THE REQUEST ▸ Extract the full set of records that follows, word for word.

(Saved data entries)

%%

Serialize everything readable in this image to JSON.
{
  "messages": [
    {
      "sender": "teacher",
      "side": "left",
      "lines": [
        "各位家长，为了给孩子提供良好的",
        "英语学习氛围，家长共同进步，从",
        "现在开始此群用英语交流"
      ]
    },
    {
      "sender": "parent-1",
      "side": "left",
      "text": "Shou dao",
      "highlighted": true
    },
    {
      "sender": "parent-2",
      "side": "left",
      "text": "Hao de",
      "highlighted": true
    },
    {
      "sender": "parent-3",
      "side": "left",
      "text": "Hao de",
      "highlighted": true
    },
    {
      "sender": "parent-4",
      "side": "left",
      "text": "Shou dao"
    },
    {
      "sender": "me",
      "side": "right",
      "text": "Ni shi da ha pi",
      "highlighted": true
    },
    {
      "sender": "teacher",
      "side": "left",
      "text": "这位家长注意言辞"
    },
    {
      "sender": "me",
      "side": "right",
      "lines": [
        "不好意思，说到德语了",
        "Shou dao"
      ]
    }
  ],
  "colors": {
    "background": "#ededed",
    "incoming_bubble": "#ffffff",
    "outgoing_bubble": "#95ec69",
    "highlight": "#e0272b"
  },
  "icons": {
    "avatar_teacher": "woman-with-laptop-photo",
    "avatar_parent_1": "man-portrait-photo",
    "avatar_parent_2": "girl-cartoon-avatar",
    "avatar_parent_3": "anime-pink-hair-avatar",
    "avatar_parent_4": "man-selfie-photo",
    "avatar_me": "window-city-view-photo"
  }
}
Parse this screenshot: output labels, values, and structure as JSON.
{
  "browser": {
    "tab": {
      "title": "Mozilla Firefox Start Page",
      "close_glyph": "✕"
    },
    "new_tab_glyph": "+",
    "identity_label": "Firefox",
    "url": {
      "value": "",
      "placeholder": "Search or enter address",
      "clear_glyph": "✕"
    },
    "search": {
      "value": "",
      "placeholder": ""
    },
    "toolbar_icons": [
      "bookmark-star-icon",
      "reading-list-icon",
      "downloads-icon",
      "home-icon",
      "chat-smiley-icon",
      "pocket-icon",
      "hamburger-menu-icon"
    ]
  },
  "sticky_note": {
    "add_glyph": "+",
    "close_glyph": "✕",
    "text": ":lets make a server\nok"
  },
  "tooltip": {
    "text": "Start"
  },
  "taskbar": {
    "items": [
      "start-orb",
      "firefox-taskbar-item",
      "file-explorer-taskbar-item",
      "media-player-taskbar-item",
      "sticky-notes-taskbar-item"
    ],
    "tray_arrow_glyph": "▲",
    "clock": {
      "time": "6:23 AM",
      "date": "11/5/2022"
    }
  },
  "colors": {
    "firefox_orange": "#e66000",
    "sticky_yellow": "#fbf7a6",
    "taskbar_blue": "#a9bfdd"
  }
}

%%

SOLUTION TO THE PROBLEM ▸
Serialize everything readable in this image to JSON.
{
  "messages": [
    {
      "sender": "teacher",
      "side": "left",
      "lines": [
        "各位家长，为了给孩子提供良好的",
        "英语学习氛围，家长共同进步，从",
        "现在开始此群用英语交流"
      ]
    },
    {
      "sender": "parent-1",
      "side": "left",
      "text": "Shou dao",
      "highlighted": true
    },
    {
      "sender": "parent-2",
      "side": "left",
      "text": "Hao de",
      "highlighted": true
    },
    {
      "sender": "parent-3",
      "side": "left",
      "text": "Hao de",
      "highlighted": true
    },
    {
      "sender": "parent-4",
      "side": "left",
      "text": "Shou dao"
    },
    {
      "sender": "me",
      "side": "right",
      "text": "Ni shi da ha pi",
      "highlighted": true
    },
    {
      "sender": "teacher",
      "side": "left",
      "text": "这位家长注意言辞"
    },
    {
      "sender": "me",
      "side": "right",
      "lines": [
        "不好意思，说到德语了",
        "Shou dao"
      ]
    }
  ],
  "colors": {
    "background": "#ededed",
    "incoming_bubble": "#ffffff",
    "outgoing_bubble": "#95ec69",
    "highlight": "#e0272b"
  },
  "icons": {
    "avatar_teacher": "woman-with-laptop-photo",
    "avatar_parent_1": "man-portrait-photo",
    "avatar_parent_2": "girl-cartoon-avatar",
    "avatar_parent_3": "anime-pink-hair-avatar",
    "avatar_parent_4": "man-selfie-photo",
    "avatar_me": "window-city-view-photo"
  }
}
Parse this screenshot: output labels, values, and structure as JSON.
{
  "browser": {
    "tab": {
      "title": "Mozilla Firefox Start Page",
      "close_glyph": "✕"
    },
    "new_tab_glyph": "+",
    "identity_label": "Firefox",
    "url": {
      "value": "",
      "placeholder": "Search or enter address",
      "clear_glyph": "✕"
    },
    "search": {
      "value": "",
      "placeholder": ""
    },
    "toolbar_icons": [
      "bookmark-star-icon",
      "reading-list-icon",
      "downloads-icon",
      "home-icon",
      "chat-smiley-icon",
      "pocket-icon",
      "hamburger-menu-icon"
    ]
  },
  "sticky_note": {
    "add_glyph": "+",
    "close_glyph": "✕",
    "text": ":lets make a server\nok"
  },
  "tooltip": {
    "text": "Start"
  },
  "taskbar": {
    "items": [
      "start-orb",
      "firefox-taskbar-item",
      "file-explorer-taskbar-item",
      "media-player-taskbar-item",
      "sticky-notes-taskbar-item"
    ],
    "tray_arrow_glyph": "▲",
    "clock": {
      "time": "6:23 AM",
      "date": "11/5/2022"
    }
  },
  "colors": {
    "firefox_orange": "#e66000",
    "sticky_yellow": "#fbf7a6",
    "taskbar_blue": "#a9bfdd"
  }
}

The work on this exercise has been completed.